═════ Dataset excerpts

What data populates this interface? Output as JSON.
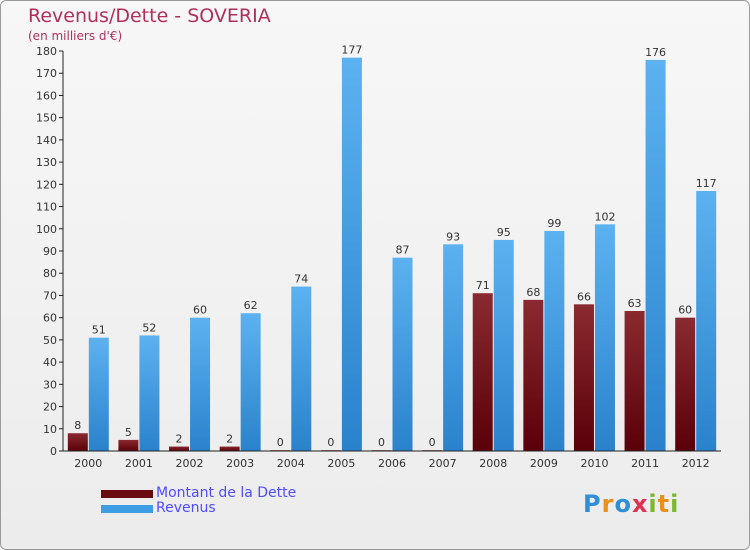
{
  "header": {
    "title": "Revenus/Dette - SOVERIA",
    "subtitle": "(en milliers d'€)"
  },
  "legend": {
    "items": [
      {
        "label": "Montant de la Dette",
        "color": "#6b0a10"
      },
      {
        "label": "Revenus",
        "color": "#3d9ee6"
      }
    ]
  },
  "logo": {
    "text": "Proxiti",
    "letters": [
      {
        "char": "P",
        "color": "#2e8fd8"
      },
      {
        "char": "r",
        "color": "#e8901a"
      },
      {
        "char": "o",
        "color": "#2e8fd8"
      },
      {
        "char": "x",
        "color": "#e03050"
      },
      {
        "char": "i",
        "color": "#7ab830"
      },
      {
        "char": "t",
        "color": "#e8901a"
      },
      {
        "char": "i",
        "color": "#7ab830"
      }
    ]
  },
  "chart_data": {
    "type": "bar",
    "title": "Revenus/Dette - SOVERIA",
    "subtitle": "(en milliers d'€)",
    "categories": [
      "2000",
      "2001",
      "2002",
      "2003",
      "2004",
      "2005",
      "2006",
      "2007",
      "2008",
      "2009",
      "2010",
      "2011",
      "2012"
    ],
    "series": [
      {
        "name": "Montant de la Dette",
        "color": "#6b0a10",
        "values": [
          8,
          5,
          2,
          2,
          0,
          0,
          0,
          0,
          71,
          68,
          66,
          63,
          60
        ]
      },
      {
        "name": "Revenus",
        "color": "#3d9ee6",
        "values": [
          51,
          52,
          60,
          62,
          74,
          177,
          87,
          93,
          95,
          99,
          102,
          176,
          117
        ]
      }
    ],
    "ylim": [
      0,
      180
    ],
    "yticks": [
      0,
      10,
      20,
      30,
      40,
      50,
      60,
      70,
      80,
      90,
      100,
      110,
      120,
      130,
      140,
      150,
      160,
      170,
      180
    ],
    "grid": false,
    "legend_position": "bottom-left"
  }
}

══════════

> **Stated exercise**:
Filter the entries down to the lines containing "subtitle". Copy each of those lines.

> **Task response**:
    "subtitle": "(en milliers d'€)"
    "subtitle": "(en milliers d'€)",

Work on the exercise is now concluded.